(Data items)
* begin *

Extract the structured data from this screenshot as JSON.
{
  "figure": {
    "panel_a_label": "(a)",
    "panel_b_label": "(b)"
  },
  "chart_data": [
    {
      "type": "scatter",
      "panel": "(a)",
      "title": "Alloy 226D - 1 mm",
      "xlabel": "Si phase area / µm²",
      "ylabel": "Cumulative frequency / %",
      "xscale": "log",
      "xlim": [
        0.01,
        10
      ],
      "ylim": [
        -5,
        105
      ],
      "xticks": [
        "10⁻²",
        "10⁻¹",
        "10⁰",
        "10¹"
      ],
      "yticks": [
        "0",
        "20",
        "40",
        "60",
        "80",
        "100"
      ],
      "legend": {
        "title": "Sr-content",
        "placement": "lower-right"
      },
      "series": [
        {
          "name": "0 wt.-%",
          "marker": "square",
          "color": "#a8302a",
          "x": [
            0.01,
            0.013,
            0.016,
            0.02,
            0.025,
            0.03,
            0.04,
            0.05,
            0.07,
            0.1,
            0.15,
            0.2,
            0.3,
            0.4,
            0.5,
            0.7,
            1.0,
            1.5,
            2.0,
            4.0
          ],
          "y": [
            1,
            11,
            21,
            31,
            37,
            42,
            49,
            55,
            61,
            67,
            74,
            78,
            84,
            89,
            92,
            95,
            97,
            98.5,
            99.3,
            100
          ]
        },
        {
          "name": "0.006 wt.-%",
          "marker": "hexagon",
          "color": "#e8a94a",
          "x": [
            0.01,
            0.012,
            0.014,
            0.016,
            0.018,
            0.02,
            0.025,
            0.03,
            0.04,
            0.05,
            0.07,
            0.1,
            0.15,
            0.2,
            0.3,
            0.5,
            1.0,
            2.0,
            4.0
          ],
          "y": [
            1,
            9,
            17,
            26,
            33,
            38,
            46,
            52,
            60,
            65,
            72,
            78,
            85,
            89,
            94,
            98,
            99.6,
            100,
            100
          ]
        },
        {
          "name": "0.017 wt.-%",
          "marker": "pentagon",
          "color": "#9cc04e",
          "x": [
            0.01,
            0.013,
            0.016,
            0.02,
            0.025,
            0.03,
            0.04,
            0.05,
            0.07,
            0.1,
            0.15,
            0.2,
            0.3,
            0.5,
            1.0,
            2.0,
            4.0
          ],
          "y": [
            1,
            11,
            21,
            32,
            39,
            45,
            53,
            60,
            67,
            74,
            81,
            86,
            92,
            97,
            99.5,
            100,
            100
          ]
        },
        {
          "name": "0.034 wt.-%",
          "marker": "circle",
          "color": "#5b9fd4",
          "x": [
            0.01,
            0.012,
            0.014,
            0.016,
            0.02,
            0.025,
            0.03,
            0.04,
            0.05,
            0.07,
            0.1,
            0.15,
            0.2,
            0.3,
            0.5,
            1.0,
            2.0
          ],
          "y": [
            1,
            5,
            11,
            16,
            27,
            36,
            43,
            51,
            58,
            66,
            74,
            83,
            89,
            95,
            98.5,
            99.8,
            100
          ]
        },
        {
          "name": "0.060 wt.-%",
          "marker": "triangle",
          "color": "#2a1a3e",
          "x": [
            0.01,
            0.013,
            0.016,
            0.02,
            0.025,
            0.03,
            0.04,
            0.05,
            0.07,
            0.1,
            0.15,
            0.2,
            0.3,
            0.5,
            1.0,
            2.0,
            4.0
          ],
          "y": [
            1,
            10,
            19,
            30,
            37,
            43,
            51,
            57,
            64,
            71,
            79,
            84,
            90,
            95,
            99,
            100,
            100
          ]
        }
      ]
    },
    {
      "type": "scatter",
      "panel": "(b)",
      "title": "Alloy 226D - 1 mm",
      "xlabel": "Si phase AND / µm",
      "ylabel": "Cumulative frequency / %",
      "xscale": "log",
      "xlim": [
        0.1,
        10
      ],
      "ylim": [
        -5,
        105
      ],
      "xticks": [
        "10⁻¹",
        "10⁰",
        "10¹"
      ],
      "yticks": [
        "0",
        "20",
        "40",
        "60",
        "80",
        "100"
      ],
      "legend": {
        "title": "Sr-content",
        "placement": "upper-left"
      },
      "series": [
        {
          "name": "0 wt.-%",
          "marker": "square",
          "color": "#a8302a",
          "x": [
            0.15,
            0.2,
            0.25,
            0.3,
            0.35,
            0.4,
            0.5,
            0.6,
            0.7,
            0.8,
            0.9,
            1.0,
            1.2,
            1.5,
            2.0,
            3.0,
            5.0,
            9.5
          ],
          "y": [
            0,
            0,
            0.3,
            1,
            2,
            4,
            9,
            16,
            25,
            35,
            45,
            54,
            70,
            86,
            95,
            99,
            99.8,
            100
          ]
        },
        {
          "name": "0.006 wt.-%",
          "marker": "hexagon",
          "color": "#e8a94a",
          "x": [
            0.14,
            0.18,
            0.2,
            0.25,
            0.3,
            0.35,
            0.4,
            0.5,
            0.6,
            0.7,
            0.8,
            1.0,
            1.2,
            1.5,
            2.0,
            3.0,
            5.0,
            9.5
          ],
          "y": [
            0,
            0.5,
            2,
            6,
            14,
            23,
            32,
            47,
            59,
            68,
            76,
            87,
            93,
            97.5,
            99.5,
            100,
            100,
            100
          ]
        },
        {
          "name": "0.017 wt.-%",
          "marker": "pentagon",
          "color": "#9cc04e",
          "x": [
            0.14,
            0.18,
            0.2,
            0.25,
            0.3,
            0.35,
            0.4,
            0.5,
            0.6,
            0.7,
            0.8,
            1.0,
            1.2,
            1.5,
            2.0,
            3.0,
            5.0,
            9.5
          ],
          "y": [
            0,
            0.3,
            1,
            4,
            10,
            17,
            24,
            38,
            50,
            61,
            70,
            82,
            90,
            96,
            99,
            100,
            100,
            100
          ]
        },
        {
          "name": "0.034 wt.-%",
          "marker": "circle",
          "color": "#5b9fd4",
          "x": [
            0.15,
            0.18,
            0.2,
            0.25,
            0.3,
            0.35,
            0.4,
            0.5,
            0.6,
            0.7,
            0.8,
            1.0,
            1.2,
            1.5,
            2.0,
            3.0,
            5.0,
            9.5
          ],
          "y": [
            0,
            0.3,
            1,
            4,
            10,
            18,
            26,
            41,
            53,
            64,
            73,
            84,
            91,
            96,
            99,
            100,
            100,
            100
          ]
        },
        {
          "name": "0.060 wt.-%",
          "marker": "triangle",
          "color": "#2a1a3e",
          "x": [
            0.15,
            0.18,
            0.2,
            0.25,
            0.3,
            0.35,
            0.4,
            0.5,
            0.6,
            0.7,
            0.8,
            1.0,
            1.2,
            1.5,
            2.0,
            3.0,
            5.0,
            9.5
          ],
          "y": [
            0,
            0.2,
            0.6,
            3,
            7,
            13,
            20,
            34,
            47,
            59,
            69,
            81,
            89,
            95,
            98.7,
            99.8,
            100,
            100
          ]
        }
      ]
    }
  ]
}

* end *

● Problem to work on
Output the records exactly, including every line.

● Answer to this task
Extract the structured data from this screenshot as JSON.
{
  "figure": {
    "panel_a_label": "(a)",
    "panel_b_label": "(b)"
  },
  "chart_data": [
    {
      "type": "scatter",
      "panel": "(a)",
      "title": "Alloy 226D - 1 mm",
      "xlabel": "Si phase area / µm²",
      "ylabel": "Cumulative frequency / %",
      "xscale": "log",
      "xlim": [
        0.01,
        10
      ],
      "ylim": [
        -5,
        105
      ],
      "xticks": [
        "10⁻²",
        "10⁻¹",
        "10⁰",
        "10¹"
      ],
      "yticks": [
        "0",
        "20",
        "40",
        "60",
        "80",
        "100"
      ],
      "legend": {
        "title": "Sr-content",
        "placement": "lower-right"
      },
      "series": [
        {
          "name": "0 wt.-%",
          "marker": "square",
          "color": "#a8302a",
          "x": [
            0.01,
            0.013,
            0.016,
            0.02,
            0.025,
            0.03,
            0.04,
            0.05,
            0.07,
            0.1,
            0.15,
            0.2,
            0.3,
            0.4,
            0.5,
            0.7,
            1.0,
            1.5,
            2.0,
            4.0
          ],
          "y": [
            1,
            11,
            21,
            31,
            37,
            42,
            49,
            55,
            61,
            67,
            74,
            78,
            84,
            89,
            92,
            95,
            97,
            98.5,
            99.3,
            100
          ]
        },
        {
          "name": "0.006 wt.-%",
          "marker": "hexagon",
          "color": "#e8a94a",
          "x": [
            0.01,
            0.012,
            0.014,
            0.016,
            0.018,
            0.02,
            0.025,
            0.03,
            0.04,
            0.05,
            0.07,
            0.1,
            0.15,
            0.2,
            0.3,
            0.5,
            1.0,
            2.0,
            4.0
          ],
          "y": [
            1,
            9,
            17,
            26,
            33,
            38,
            46,
            52,
            60,
            65,
            72,
            78,
            85,
            89,
            94,
            98,
            99.6,
            100,
            100
          ]
        },
        {
          "name": "0.017 wt.-%",
          "marker": "pentagon",
          "color": "#9cc04e",
          "x": [
            0.01,
            0.013,
            0.016,
            0.02,
            0.025,
            0.03,
            0.04,
            0.05,
            0.07,
            0.1,
            0.15,
            0.2,
            0.3,
            0.5,
            1.0,
            2.0,
            4.0
          ],
          "y": [
            1,
            11,
            21,
            32,
            39,
            45,
            53,
            60,
            67,
            74,
            81,
            86,
            92,
            97,
            99.5,
            100,
            100
          ]
        },
        {
          "name": "0.034 wt.-%",
          "marker": "circle",
          "color": "#5b9fd4",
          "x": [
            0.01,
            0.012,
            0.014,
            0.016,
            0.02,
            0.025,
            0.03,
            0.04,
            0.05,
            0.07,
            0.1,
            0.15,
            0.2,
            0.3,
            0.5,
            1.0,
            2.0
          ],
          "y": [
            1,
            5,
            11,
            16,
            27,
            36,
            43,
            51,
            58,
            66,
            74,
            83,
            89,
            95,
            98.5,
            99.8,
            100
          ]
        },
        {
          "name": "0.060 wt.-%",
          "marker": "triangle",
          "color": "#2a1a3e",
          "x": [
            0.01,
            0.013,
            0.016,
            0.02,
            0.025,
            0.03,
            0.04,
            0.05,
            0.07,
            0.1,
            0.15,
            0.2,
            0.3,
            0.5,
            1.0,
            2.0,
            4.0
          ],
          "y": [
            1,
            10,
            19,
            30,
            37,
            43,
            51,
            57,
            64,
            71,
            79,
            84,
            90,
            95,
            99,
            100,
            100
          ]
        }
      ]
    },
    {
      "type": "scatter",
      "panel": "(b)",
      "title": "Alloy 226D - 1 mm",
      "xlabel": "Si phase AND / µm",
      "ylabel": "Cumulative frequency / %",
      "xscale": "log",
      "xlim": [
        0.1,
        10
      ],
      "ylim": [
        -5,
        105
      ],
      "xticks": [
        "10⁻¹",
        "10⁰",
        "10¹"
      ],
      "yticks": [
        "0",
        "20",
        "40",
        "60",
        "80",
        "100"
      ],
      "legend": {
        "title": "Sr-content",
        "placement": "upper-left"
      },
      "series": [
        {
          "name": "0 wt.-%",
          "marker": "square",
          "color": "#a8302a",
          "x": [
            0.15,
            0.2,
            0.25,
            0.3,
            0.35,
            0.4,
            0.5,
            0.6,
            0.7,
            0.8,
            0.9,
            1.0,
            1.2,
            1.5,
            2.0,
            3.0,
            5.0,
            9.5
          ],
          "y": [
            0,
            0,
            0.3,
            1,
            2,
            4,
            9,
            16,
            25,
            35,
            45,
            54,
            70,
            86,
            95,
            99,
            99.8,
            100
          ]
        },
        {
          "name": "0.006 wt.-%",
          "marker": "hexagon",
          "color": "#e8a94a",
          "x": [
            0.14,
            0.18,
            0.2,
            0.25,
            0.3,
            0.35,
            0.4,
            0.5,
            0.6,
            0.7,
            0.8,
            1.0,
            1.2,
            1.5,
            2.0,
            3.0,
            5.0,
            9.5
          ],
          "y": [
            0,
            0.5,
            2,
            6,
            14,
            23,
            32,
            47,
            59,
            68,
            76,
            87,
            93,
            97.5,
            99.5,
            100,
            100,
            100
          ]
        },
        {
          "name": "0.017 wt.-%",
          "marker": "pentagon",
          "color": "#9cc04e",
          "x": [
            0.14,
            0.18,
            0.2,
            0.25,
            0.3,
            0.35,
            0.4,
            0.5,
            0.6,
            0.7,
            0.8,
            1.0,
            1.2,
            1.5,
            2.0,
            3.0,
            5.0,
            9.5
          ],
          "y": [
            0,
            0.3,
            1,
            4,
            10,
            17,
            24,
            38,
            50,
            61,
            70,
            82,
            90,
            96,
            99,
            100,
            100,
            100
          ]
        },
        {
          "name": "0.034 wt.-%",
          "marker": "circle",
          "color": "#5b9fd4",
          "x": [
            0.15,
            0.18,
            0.2,
            0.25,
            0.3,
            0.35,
            0.4,
            0.5,
            0.6,
            0.7,
            0.8,
            1.0,
            1.2,
            1.5,
            2.0,
            3.0,
            5.0,
            9.5
          ],
          "y": [
            0,
            0.3,
            1,
            4,
            10,
            18,
            26,
            41,
            53,
            64,
            73,
            84,
            91,
            96,
            99,
            100,
            100,
            100
          ]
        },
        {
          "name": "0.060 wt.-%",
          "marker": "triangle",
          "color": "#2a1a3e",
          "x": [
            0.15,
            0.18,
            0.2,
            0.25,
            0.3,
            0.35,
            0.4,
            0.5,
            0.6,
            0.7,
            0.8,
            1.0,
            1.2,
            1.5,
            2.0,
            3.0,
            5.0,
            9.5
          ],
          "y": [
            0,
            0.2,
            0.6,
            3,
            7,
            13,
            20,
            34,
            47,
            59,
            69,
            81,
            89,
            95,
            98.7,
            99.8,
            100,
            100
          ]
        }
      ]
    }
  ]
}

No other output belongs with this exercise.